_Directions for this task_: Look below. Copy each line that has "good" in it.

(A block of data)
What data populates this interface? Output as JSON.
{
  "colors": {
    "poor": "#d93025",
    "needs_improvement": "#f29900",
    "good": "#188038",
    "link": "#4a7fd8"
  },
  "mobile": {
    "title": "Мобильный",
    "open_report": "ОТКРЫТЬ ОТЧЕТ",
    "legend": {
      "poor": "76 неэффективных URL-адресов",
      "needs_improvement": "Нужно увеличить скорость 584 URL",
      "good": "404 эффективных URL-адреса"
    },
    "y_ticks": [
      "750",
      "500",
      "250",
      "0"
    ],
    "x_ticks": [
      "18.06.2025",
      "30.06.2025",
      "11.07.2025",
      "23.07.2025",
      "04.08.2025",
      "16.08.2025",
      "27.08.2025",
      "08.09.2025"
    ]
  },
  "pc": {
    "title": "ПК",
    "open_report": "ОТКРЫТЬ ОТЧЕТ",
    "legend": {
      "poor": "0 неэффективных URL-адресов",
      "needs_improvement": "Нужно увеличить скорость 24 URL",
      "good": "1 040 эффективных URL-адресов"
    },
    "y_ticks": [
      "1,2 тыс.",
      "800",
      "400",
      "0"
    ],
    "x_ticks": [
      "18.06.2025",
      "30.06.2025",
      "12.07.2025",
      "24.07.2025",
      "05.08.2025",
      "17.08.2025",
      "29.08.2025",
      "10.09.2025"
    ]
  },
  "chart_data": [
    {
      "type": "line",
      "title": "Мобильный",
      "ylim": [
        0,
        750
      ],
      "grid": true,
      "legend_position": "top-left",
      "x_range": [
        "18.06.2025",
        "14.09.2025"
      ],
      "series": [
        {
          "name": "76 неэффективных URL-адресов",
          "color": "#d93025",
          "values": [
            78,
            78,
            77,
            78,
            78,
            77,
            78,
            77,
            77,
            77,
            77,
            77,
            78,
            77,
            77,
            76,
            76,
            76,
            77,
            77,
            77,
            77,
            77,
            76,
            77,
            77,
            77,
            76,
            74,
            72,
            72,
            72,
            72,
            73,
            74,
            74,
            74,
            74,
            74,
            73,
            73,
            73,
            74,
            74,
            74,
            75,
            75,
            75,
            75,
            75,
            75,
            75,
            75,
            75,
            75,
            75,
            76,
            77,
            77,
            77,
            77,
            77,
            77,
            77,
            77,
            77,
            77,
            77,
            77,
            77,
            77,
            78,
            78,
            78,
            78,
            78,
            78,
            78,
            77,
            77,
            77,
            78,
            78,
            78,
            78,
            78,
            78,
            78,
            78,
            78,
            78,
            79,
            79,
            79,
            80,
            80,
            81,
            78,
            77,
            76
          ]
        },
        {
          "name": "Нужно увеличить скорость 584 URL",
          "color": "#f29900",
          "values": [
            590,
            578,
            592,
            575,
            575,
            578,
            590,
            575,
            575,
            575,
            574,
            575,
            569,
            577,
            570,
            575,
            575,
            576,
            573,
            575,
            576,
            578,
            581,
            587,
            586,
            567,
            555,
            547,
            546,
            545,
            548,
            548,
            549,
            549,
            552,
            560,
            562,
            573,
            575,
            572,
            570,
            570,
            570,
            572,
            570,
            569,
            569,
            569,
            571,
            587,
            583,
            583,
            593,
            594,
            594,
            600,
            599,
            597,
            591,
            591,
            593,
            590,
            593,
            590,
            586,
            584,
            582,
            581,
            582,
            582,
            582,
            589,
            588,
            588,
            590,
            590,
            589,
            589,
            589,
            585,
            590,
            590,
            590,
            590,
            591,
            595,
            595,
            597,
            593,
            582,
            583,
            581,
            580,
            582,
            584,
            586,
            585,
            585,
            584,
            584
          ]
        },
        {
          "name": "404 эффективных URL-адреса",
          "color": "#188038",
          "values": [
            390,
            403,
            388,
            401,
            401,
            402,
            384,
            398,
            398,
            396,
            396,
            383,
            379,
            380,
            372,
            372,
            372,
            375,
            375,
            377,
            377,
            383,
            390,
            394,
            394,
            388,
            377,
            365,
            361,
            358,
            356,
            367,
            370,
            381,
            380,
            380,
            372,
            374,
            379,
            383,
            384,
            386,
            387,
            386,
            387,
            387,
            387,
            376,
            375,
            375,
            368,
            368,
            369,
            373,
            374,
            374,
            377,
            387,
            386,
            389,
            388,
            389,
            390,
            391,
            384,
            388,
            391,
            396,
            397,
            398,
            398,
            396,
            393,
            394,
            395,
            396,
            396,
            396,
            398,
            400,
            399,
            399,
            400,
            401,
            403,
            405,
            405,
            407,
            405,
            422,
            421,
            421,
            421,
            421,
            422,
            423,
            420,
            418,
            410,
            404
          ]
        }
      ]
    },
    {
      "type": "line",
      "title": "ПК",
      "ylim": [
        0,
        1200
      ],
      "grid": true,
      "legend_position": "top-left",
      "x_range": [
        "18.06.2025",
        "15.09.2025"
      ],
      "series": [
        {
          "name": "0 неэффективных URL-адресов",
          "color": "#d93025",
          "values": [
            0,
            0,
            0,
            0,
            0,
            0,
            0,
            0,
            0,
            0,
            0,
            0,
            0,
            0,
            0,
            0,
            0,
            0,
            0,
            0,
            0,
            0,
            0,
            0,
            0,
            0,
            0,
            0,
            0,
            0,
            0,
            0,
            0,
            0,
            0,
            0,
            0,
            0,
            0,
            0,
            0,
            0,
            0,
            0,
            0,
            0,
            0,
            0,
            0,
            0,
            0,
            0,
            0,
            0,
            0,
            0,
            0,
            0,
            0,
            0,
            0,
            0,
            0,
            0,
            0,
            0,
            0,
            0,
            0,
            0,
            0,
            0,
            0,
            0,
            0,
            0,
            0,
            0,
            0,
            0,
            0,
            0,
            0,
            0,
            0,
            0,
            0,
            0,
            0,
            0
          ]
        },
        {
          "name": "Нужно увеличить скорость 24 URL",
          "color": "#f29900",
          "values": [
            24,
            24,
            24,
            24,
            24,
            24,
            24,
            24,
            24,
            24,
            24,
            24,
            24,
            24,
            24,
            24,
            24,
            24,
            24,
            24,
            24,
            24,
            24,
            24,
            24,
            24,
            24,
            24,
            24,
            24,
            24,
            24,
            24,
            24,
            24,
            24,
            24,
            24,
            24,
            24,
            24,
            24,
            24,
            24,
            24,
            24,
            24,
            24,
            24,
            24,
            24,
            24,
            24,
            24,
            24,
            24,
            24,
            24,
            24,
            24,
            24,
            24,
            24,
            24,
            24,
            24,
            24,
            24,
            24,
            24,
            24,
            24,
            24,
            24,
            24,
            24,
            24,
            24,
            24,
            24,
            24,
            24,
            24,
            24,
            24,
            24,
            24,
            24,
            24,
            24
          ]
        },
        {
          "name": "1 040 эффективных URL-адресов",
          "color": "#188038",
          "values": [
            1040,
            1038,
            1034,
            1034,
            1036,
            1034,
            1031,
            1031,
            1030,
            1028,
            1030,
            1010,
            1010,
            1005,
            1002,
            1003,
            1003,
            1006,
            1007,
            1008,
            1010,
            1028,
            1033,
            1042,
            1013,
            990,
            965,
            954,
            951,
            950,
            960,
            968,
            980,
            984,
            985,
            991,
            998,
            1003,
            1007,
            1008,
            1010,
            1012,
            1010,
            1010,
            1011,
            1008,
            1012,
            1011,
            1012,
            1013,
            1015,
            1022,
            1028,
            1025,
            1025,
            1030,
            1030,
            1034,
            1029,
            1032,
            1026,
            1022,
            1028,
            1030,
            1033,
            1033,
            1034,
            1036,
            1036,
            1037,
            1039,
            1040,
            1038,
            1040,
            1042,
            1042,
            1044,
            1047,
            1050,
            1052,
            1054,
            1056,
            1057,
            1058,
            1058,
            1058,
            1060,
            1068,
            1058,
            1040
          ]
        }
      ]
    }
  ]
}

_Task output_:
    "good": "#188038",
      "good": "404 эффективных URL-адреса"
      "good": "1 040 эффективных URL-адресов"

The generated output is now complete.